### Excerpted data ###

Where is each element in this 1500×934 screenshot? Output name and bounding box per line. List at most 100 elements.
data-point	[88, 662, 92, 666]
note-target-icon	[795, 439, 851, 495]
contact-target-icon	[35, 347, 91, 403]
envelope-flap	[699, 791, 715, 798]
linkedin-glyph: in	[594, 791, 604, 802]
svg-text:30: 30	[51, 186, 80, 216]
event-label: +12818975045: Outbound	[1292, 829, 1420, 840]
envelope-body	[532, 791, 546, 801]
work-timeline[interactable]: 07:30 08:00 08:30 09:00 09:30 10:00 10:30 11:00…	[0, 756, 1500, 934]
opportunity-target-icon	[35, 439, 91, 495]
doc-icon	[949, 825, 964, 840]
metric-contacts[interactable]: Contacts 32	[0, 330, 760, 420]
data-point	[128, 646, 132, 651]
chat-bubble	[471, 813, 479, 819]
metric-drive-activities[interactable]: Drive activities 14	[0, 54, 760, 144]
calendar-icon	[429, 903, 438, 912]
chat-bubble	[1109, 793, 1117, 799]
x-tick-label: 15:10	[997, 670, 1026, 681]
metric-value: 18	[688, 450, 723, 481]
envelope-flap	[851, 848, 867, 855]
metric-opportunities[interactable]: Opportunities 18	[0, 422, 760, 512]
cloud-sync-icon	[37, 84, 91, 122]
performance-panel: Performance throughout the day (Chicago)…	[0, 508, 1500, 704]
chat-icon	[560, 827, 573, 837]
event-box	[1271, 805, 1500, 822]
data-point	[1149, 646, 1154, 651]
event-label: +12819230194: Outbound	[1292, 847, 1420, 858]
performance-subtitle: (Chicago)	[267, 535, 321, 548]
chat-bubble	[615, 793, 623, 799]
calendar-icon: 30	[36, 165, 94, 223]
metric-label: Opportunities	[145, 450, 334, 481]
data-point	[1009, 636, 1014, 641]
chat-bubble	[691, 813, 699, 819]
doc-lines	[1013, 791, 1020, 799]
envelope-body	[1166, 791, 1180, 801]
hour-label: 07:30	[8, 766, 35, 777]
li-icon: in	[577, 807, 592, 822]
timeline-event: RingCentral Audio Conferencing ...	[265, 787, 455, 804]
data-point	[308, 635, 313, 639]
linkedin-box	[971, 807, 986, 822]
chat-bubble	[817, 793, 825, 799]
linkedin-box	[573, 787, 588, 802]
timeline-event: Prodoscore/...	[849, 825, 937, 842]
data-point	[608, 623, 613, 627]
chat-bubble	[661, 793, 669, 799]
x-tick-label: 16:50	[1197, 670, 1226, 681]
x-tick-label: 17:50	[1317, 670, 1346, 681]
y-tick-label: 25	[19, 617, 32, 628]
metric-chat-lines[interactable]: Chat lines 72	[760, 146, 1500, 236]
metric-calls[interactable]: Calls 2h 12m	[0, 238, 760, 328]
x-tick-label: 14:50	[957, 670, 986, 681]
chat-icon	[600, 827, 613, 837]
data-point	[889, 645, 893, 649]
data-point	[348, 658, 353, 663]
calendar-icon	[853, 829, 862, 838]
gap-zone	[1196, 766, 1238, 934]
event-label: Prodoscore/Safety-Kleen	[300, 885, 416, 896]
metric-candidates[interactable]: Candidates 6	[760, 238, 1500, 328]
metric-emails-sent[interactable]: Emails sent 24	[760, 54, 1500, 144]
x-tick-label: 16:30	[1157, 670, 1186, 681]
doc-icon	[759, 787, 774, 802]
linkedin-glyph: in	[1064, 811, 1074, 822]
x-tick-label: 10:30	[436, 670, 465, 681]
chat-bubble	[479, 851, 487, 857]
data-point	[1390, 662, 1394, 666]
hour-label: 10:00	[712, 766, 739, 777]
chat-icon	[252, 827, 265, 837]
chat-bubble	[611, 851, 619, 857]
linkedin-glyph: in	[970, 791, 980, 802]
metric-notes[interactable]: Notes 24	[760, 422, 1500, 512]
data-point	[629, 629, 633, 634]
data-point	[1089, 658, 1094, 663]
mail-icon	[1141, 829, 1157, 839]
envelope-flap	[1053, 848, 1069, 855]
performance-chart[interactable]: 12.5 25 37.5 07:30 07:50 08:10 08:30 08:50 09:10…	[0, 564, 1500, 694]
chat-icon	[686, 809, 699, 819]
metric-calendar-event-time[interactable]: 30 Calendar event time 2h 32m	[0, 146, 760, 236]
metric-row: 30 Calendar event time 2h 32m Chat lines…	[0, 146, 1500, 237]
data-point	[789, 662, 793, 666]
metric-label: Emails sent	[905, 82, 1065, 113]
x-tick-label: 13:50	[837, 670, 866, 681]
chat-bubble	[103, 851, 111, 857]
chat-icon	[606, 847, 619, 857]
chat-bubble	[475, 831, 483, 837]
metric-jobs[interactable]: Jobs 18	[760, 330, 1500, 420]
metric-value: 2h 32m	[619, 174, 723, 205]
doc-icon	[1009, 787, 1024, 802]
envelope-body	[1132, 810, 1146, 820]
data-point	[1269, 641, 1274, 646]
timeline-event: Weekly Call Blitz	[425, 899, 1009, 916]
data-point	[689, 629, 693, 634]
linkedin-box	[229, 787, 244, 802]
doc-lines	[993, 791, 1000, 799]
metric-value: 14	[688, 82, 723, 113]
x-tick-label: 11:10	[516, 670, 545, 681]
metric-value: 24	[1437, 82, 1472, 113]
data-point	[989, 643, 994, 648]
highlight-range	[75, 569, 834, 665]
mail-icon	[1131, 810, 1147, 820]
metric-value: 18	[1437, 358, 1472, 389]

###

_Given instruction_
Convert each line of the listing above into a string in a JSON list, one string per line, leaving out any blank lines.

_Exercise response_
[
  "Where is each element in this 1500×934 screenshot? Output name and bounding box per line. List at most 100 elements.",
  "data-point\t[88, 662, 92, 666]",
  "note-target-icon\t[795, 439, 851, 495]",
  "contact-target-icon\t[35, 347, 91, 403]",
  "envelope-flap\t[699, 791, 715, 798]",
  "linkedin-glyph: in\t[594, 791, 604, 802]",
  "svg-text:30: 30\t[51, 186, 80, 216]",
  "event-label: +12818975045: Outbound\t[1292, 829, 1420, 840]",
  "envelope-body\t[532, 791, 546, 801]",
  "work-timeline[interactable]: 07:30 08:00 08:30 09:00 09:30 10:00 10:30 11:00…\t[0, 756, 1500, 934]",
  "opportunity-target-icon\t[35, 439, 91, 495]",
  "doc-icon\t[949, 825, 964, 840]",
  "metric-contacts[interactable]: Contacts 32\t[0, 330, 760, 420]",
  "data-point\t[128, 646, 132, 651]",
  "chat-bubble\t[471, 813, 479, 819]",
  "metric-drive-activities[interactable]: Drive activities 14\t[0, 54, 760, 144]",
  "calendar-icon\t[429, 903, 438, 912]",
  "chat-bubble\t[1109, 793, 1117, 799]",
  "x-tick-label: 15:10\t[997, 670, 1026, 681]",
  "metric-value: 18\t[688, 450, 723, 481]",
  "envelope-flap\t[851, 848, 867, 855]",
  "metric-opportunities[interactable]: Opportunities 18\t[0, 422, 760, 512]",
  "cloud-sync-icon\t[37, 84, 91, 122]",
  "performance-panel: Performance throughout the day (Chicago)…\t[0, 508, 1500, 704]",
  "chat-icon\t[560, 827, 573, 837]",
  "event-box\t[1271, 805, 1500, 822]",
  "data-point\t[1149, 646, 1154, 651]",
  "event-label: +12819230194: Outbound\t[1292, 847, 1420, 858]",
  "performance-subtitle: (Chicago)\t[267, 535, 321, 548]",
  "chat-bubble\t[615, 793, 623, 799]",
  "calendar-icon: 30\t[36, 165, 94, 223]",
  "metric-label: Opportunities\t[145, 450, 334, 481]",
  "data-point\t[1009, 636, 1014, 641]",
  "chat-bubble\t[691, 813, 699, 819]",
  "doc-lines\t[1013, 791, 1020, 799]",
  "envelope-body\t[1166, 791, 1180, 801]",
  "hour-label: 07:30\t[8, 766, 35, 777]",
  "li-icon: in\t[577, 807, 592, 822]",
  "timeline-event: RingCentral Audio Conferencing ...\t[265, 787, 455, 804]",
  "data-point\t[308, 635, 313, 639]",
  "linkedin-box\t[971, 807, 986, 822]",
  "chat-bubble\t[817, 793, 825, 799]",
  "linkedin-box\t[573, 787, 588, 802]",
  "timeline-event: Prodoscore/...\t[849, 825, 937, 842]",
  "data-point\t[608, 623, 613, 627]",
  "chat-bubble\t[661, 793, 669, 799]",
  "x-tick-label: 16:50\t[1197, 670, 1226, 681]",
  "x-tick-label: 17:50\t[1317, 670, 1346, 681]",
  "y-tick-label: 25\t[19, 617, 32, 628]",
  "metric-chat-lines[interactable]: Chat lines 72\t[760, 146, 1500, 236]",
  "metric-calls[interactable]: Calls 2h 12m\t[0, 238, 760, 328]",
  "x-tick-label: 14:50\t[957, 670, 986, 681]",
  "chat-icon\t[600, 827, 613, 837]",
  "data-point\t[889, 645, 893, 649]",
  "data-point\t[348, 658, 353, 663]",
  "calendar-icon\t[853, 829, 862, 838]",
  "gap-zone\t[1196, 766, 1238, 934]",
  "event-label: Prodoscore/Safety-Kleen\t[300, 885, 416, 896]",
  "metric-candidates[interactable]: Candidates 6\t[760, 238, 1500, 328]",
  "metric-emails-sent[interactable]: Emails sent 24\t[760, 54, 1500, 144]",
  "x-tick-label: 16:30\t[1157, 670, 1186, 681]",
  "doc-icon\t[759, 787, 774, 802]",
  "linkedin-glyph: in\t[1064, 811, 1074, 822]",
  "x-tick-label: 10:30\t[436, 670, 465, 681]",
  "chat-bubble\t[479, 851, 487, 857]",
  "data-point\t[1390, 662, 1394, 666]",
  "hour-label: 10:00\t[712, 766, 739, 777]",
  "chat-icon\t[252, 827, 265, 837]",
  "chat-bubble\t[611, 851, 619, 857]",
  "linkedin-glyph: in\t[970, 791, 980, 802]",
  "metric-notes[interactable]: Notes 24\t[760, 422, 1500, 512]",
  "data-point\t[629, 629, 633, 634]",
  "data-point\t[1089, 658, 1094, 663]",
  "mail-icon\t[1141, 829, 1157, 839]",
  "envelope-flap\t[1053, 848, 1069, 855]",
  "performance-chart[interactable]: 12.5 25 37.5 07:30 07:50 08:10 08:30 08:50 09:10…\t[0, 564, 1500, 694]",
  "chat-icon\t[686, 809, 699, 819]",
  "metric-calendar-event-time[interactable]: 30 Calendar event time 2h 32m\t[0, 146, 760, 236]",
  "metric-row: 30 Calendar event time 2h 32m Chat lines…\t[0, 146, 1500, 237]",
  "data-point\t[789, 662, 793, 666]",
  "metric-label: Emails sent\t[905, 82, 1065, 113]",
  "x-tick-label: 13:50\t[837, 670, 866, 681]",
  "chat-bubble\t[103, 851, 111, 857]",
  "chat-icon\t[606, 847, 619, 857]",
  "chat-bubble\t[475, 831, 483, 837]",
  "metric-jobs[interactable]: Jobs 18\t[760, 330, 1500, 420]",
  "metric-value: 2h 32m\t[619, 174, 723, 205]",
  "doc-icon\t[1009, 787, 1024, 802]",
  "envelope-body\t[1132, 810, 1146, 820]",
  "data-point\t[1269, 641, 1274, 646]",
  "timeline-event: Weekly Call Blitz\t[425, 899, 1009, 916]",
  "data-point\t[689, 629, 693, 634]",
  "linkedin-box\t[229, 787, 244, 802]",
  "doc-lines\t[993, 791, 1000, 799]",
  "metric-value: 14\t[688, 82, 723, 113]",
  "x-tick-label: 11:10\t[516, 670, 545, 681]",
  "metric-value: 24\t[1437, 82, 1472, 113]",
  "data-point\t[989, 643, 994, 648]",
  "highlight-range\t[75, 569, 834, 665]",
  "mail-icon\t[1131, 810, 1147, 820]",
  "metric-value: 18\t[1437, 358, 1472, 389]"
]